» Written exercise: Pictures within the data are to be left out; everything else must be reproduced exactly.

» Stored rows:
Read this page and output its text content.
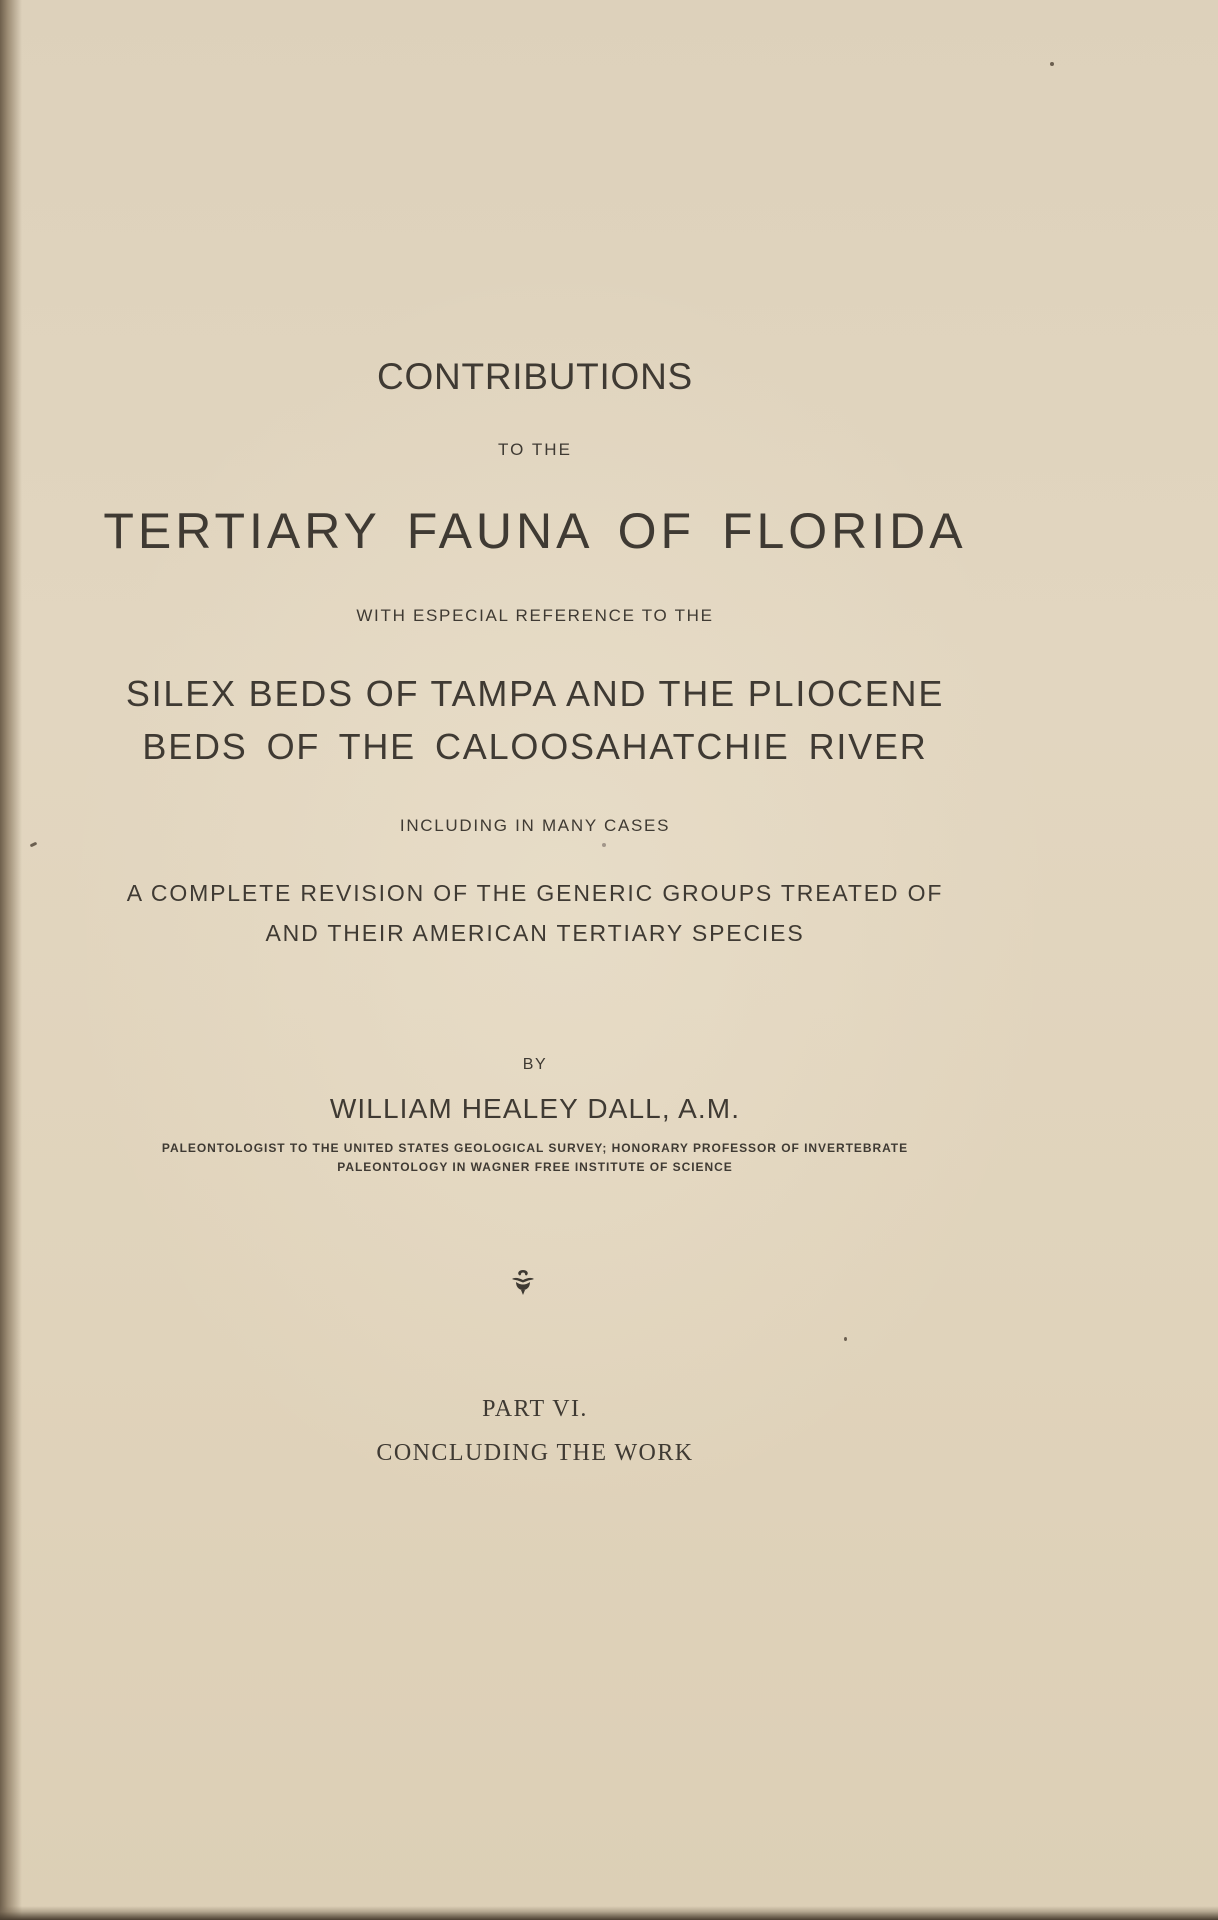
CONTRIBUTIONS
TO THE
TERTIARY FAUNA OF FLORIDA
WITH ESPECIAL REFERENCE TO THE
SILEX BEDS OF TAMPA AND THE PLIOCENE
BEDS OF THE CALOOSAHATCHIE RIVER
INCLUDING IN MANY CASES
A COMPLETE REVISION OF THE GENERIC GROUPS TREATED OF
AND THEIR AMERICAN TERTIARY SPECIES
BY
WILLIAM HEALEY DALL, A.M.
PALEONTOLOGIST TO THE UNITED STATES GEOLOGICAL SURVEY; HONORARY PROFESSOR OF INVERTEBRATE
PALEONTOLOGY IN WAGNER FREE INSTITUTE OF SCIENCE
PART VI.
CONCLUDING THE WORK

» Correct output:
Read this page and output its text content.
CONTRIBUTIONS
TO THE
TERTIARY FAUNA OF FLORIDA
WITH ESPECIAL REFERENCE TO THE
SILEX BEDS OF TAMPA AND THE PLIOCENE
BEDS OF THE CALOOSAHATCHIE RIVER
INCLUDING IN MANY CASES
A COMPLETE REVISION OF THE GENERIC GROUPS TREATED OF
AND THEIR AMERICAN TERTIARY SPECIES
BY
WILLIAM HEALEY DALL, A.M.
PALEONTOLOGIST TO THE UNITED STATES GEOLOGICAL SURVEY; HONORARY PROFESSOR OF INVERTEBRATE
PALEONTOLOGY IN WAGNER FREE INSTITUTE OF SCIENCE
PART VI.
CONCLUDING THE WORK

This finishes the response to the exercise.